▶ **WHAT YOU NEED TO DO**
Here is a listing. Set it down again exactly.
+ + +
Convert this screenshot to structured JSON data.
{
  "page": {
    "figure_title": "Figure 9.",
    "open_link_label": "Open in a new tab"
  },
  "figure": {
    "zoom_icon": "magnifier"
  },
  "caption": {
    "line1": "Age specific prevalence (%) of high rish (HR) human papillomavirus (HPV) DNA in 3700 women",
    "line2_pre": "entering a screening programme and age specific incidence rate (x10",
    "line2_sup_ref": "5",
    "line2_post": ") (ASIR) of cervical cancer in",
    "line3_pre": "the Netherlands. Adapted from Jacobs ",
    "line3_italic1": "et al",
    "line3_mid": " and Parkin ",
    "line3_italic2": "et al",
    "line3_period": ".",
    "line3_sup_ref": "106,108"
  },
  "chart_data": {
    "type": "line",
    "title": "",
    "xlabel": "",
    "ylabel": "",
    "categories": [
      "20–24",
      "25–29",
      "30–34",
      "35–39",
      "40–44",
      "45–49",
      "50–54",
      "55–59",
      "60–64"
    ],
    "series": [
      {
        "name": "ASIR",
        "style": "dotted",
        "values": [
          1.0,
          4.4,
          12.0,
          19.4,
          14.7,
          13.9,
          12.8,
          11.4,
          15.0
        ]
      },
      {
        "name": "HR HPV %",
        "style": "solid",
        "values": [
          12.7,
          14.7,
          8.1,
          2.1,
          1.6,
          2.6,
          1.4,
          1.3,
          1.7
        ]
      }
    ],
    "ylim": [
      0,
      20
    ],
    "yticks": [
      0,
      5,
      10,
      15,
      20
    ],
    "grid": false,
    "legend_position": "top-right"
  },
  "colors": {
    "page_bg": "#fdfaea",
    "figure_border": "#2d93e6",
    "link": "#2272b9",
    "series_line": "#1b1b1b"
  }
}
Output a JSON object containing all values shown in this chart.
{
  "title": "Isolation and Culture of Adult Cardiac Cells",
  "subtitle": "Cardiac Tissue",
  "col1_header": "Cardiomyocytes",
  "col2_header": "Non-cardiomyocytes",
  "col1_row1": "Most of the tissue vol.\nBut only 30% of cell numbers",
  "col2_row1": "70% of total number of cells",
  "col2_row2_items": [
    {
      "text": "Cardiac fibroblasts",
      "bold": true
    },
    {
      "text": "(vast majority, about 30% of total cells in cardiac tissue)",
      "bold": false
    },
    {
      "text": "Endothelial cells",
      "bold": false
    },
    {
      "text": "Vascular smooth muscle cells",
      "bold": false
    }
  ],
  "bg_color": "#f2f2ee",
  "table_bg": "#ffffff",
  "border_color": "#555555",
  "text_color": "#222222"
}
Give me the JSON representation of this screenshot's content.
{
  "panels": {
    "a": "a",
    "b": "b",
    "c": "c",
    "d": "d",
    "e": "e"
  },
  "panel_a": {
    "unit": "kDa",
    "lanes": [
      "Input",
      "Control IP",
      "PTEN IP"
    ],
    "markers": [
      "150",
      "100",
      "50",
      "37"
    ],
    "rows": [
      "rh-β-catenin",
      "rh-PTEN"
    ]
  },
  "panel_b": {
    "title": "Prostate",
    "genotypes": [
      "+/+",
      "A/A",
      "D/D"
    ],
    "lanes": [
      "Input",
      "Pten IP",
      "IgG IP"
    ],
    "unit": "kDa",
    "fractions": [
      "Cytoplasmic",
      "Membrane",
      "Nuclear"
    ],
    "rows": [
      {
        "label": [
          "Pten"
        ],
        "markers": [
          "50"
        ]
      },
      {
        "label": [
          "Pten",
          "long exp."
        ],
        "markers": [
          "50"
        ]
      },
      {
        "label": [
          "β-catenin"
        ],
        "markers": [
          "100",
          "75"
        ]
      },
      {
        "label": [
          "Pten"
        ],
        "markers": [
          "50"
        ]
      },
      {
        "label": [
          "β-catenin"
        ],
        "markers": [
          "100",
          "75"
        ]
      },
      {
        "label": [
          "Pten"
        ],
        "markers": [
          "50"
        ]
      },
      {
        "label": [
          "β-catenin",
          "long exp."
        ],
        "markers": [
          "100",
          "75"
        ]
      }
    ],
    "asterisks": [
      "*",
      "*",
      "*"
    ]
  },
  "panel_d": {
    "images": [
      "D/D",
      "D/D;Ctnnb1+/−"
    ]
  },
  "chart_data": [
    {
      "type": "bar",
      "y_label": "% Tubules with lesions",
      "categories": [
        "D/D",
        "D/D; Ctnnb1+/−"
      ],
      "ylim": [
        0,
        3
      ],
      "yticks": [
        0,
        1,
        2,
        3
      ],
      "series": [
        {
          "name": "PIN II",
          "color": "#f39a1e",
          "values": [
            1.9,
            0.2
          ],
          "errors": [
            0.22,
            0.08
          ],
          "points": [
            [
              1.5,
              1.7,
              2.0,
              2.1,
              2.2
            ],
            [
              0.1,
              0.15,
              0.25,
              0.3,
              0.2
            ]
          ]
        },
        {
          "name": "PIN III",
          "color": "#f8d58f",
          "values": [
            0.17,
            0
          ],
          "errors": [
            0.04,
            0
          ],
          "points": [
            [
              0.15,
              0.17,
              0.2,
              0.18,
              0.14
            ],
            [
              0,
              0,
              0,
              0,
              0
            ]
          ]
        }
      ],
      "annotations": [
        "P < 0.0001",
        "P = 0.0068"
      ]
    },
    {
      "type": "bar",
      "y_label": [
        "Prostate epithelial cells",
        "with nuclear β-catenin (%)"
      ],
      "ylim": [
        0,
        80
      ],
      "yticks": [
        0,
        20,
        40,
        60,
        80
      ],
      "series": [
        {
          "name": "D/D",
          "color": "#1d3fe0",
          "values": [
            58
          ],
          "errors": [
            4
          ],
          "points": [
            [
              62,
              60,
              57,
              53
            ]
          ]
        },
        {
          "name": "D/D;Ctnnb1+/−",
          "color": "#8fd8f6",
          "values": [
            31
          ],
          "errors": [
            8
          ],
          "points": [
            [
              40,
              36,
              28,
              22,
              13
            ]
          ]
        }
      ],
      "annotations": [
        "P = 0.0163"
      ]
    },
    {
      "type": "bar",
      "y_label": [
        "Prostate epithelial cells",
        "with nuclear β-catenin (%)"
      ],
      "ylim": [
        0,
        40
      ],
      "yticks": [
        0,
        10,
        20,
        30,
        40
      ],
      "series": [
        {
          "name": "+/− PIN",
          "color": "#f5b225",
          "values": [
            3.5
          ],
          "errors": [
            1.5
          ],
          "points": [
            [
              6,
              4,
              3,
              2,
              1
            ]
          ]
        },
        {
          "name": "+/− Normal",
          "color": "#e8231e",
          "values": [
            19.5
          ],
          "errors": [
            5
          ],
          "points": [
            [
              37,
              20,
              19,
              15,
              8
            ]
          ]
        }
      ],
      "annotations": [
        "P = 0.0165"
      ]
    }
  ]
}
+ + +
▶ **ANSWER SPACE**
Convert this screenshot to structured JSON data.
{
  "page": {
    "figure_title": "Figure 9.",
    "open_link_label": "Open in a new tab"
  },
  "figure": {
    "zoom_icon": "magnifier"
  },
  "caption": {
    "line1": "Age specific prevalence (%) of high rish (HR) human papillomavirus (HPV) DNA in 3700 women",
    "line2_pre": "entering a screening programme and age specific incidence rate (x10",
    "line2_sup_ref": "5",
    "line2_post": ") (ASIR) of cervical cancer in",
    "line3_pre": "the Netherlands. Adapted from Jacobs ",
    "line3_italic1": "et al",
    "line3_mid": " and Parkin ",
    "line3_italic2": "et al",
    "line3_period": ".",
    "line3_sup_ref": "106,108"
  },
  "chart_data": {
    "type": "line",
    "title": "",
    "xlabel": "",
    "ylabel": "",
    "categories": [
      "20–24",
      "25–29",
      "30–34",
      "35–39",
      "40–44",
      "45–49",
      "50–54",
      "55–59",
      "60–64"
    ],
    "series": [
      {
        "name": "ASIR",
        "style": "dotted",
        "values": [
          1.0,
          4.4,
          12.0,
          19.4,
          14.7,
          13.9,
          12.8,
          11.4,
          15.0
        ]
      },
      {
        "name": "HR HPV %",
        "style": "solid",
        "values": [
          12.7,
          14.7,
          8.1,
          2.1,
          1.6,
          2.6,
          1.4,
          1.3,
          1.7
        ]
      }
    ],
    "ylim": [
      0,
      20
    ],
    "yticks": [
      0,
      5,
      10,
      15,
      20
    ],
    "grid": false,
    "legend_position": "top-right"
  },
  "colors": {
    "page_bg": "#fdfaea",
    "figure_border": "#2d93e6",
    "link": "#2272b9",
    "series_line": "#1b1b1b"
  }
}
Output a JSON object containing all values shown in this chart.
{
  "title": "Isolation and Culture of Adult Cardiac Cells",
  "subtitle": "Cardiac Tissue",
  "col1_header": "Cardiomyocytes",
  "col2_header": "Non-cardiomyocytes",
  "col1_row1": "Most of the tissue vol.\nBut only 30% of cell numbers",
  "col2_row1": "70% of total number of cells",
  "col2_row2_items": [
    {
      "text": "Cardiac fibroblasts",
      "bold": true
    },
    {
      "text": "(vast majority, about 30% of total cells in cardiac tissue)",
      "bold": false
    },
    {
      "text": "Endothelial cells",
      "bold": false
    },
    {
      "text": "Vascular smooth muscle cells",
      "bold": false
    }
  ],
  "bg_color": "#f2f2ee",
  "table_bg": "#ffffff",
  "border_color": "#555555",
  "text_color": "#222222"
}
Give me the JSON representation of this screenshot's content.
{
  "panels": {
    "a": "a",
    "b": "b",
    "c": "c",
    "d": "d",
    "e": "e"
  },
  "panel_a": {
    "unit": "kDa",
    "lanes": [
      "Input",
      "Control IP",
      "PTEN IP"
    ],
    "markers": [
      "150",
      "100",
      "50",
      "37"
    ],
    "rows": [
      "rh-β-catenin",
      "rh-PTEN"
    ]
  },
  "panel_b": {
    "title": "Prostate",
    "genotypes": [
      "+/+",
      "A/A",
      "D/D"
    ],
    "lanes": [
      "Input",
      "Pten IP",
      "IgG IP"
    ],
    "unit": "kDa",
    "fractions": [
      "Cytoplasmic",
      "Membrane",
      "Nuclear"
    ],
    "rows": [
      {
        "label": [
          "Pten"
        ],
        "markers": [
          "50"
        ]
      },
      {
        "label": [
          "Pten",
          "long exp."
        ],
        "markers": [
          "50"
        ]
      },
      {
        "label": [
          "β-catenin"
        ],
        "markers": [
          "100",
          "75"
        ]
      },
      {
        "label": [
          "Pten"
        ],
        "markers": [
          "50"
        ]
      },
      {
        "label": [
          "β-catenin"
        ],
        "markers": [
          "100",
          "75"
        ]
      },
      {
        "label": [
          "Pten"
        ],
        "markers": [
          "50"
        ]
      },
      {
        "label": [
          "β-catenin",
          "long exp."
        ],
        "markers": [
          "100",
          "75"
        ]
      }
    ],
    "asterisks": [
      "*",
      "*",
      "*"
    ]
  },
  "panel_d": {
    "images": [
      "D/D",
      "D/D;Ctnnb1+/−"
    ]
  },
  "chart_data": [
    {
      "type": "bar",
      "y_label": "% Tubules with lesions",
      "categories": [
        "D/D",
        "D/D; Ctnnb1+/−"
      ],
      "ylim": [
        0,
        3
      ],
      "yticks": [
        0,
        1,
        2,
        3
      ],
      "series": [
        {
          "name": "PIN II",
          "color": "#f39a1e",
          "values": [
            1.9,
            0.2
          ],
          "errors": [
            0.22,
            0.08
          ],
          "points": [
            [
              1.5,
              1.7,
              2.0,
              2.1,
              2.2
            ],
            [
              0.1,
              0.15,
              0.25,
              0.3,
              0.2
            ]
          ]
        },
        {
          "name": "PIN III",
          "color": "#f8d58f",
          "values": [
            0.17,
            0
          ],
          "errors": [
            0.04,
            0
          ],
          "points": [
            [
              0.15,
              0.17,
              0.2,
              0.18,
              0.14
            ],
            [
              0,
              0,
              0,
              0,
              0
            ]
          ]
        }
      ],
      "annotations": [
        "P < 0.0001",
        "P = 0.0068"
      ]
    },
    {
      "type": "bar",
      "y_label": [
        "Prostate epithelial cells",
        "with nuclear β-catenin (%)"
      ],
      "ylim": [
        0,
        80
      ],
      "yticks": [
        0,
        20,
        40,
        60,
        80
      ],
      "series": [
        {
          "name": "D/D",
          "color": "#1d3fe0",
          "values": [
            58
          ],
          "errors": [
            4
          ],
          "points": [
            [
              62,
              60,
              57,
              53
            ]
          ]
        },
        {
          "name": "D/D;Ctnnb1+/−",
          "color": "#8fd8f6",
          "values": [
            31
          ],
          "errors": [
            8
          ],
          "points": [
            [
              40,
              36,
              28,
              22,
              13
            ]
          ]
        }
      ],
      "annotations": [
        "P = 0.0163"
      ]
    },
    {
      "type": "bar",
      "y_label": [
        "Prostate epithelial cells",
        "with nuclear β-catenin (%)"
      ],
      "ylim": [
        0,
        40
      ],
      "yticks": [
        0,
        10,
        20,
        30,
        40
      ],
      "series": [
        {
          "name": "+/− PIN",
          "color": "#f5b225",
          "values": [
            3.5
          ],
          "errors": [
            1.5
          ],
          "points": [
            [
              6,
              4,
              3,
              2,
              1
            ]
          ]
        },
        {
          "name": "+/− Normal",
          "color": "#e8231e",
          "values": [
            19.5
          ],
          "errors": [
            5
          ],
          "points": [
            [
              37,
              20,
              19,
              15,
              8
            ]
          ]
        }
      ],
      "annotations": [
        "P = 0.0165"
      ]
    }
  ]
}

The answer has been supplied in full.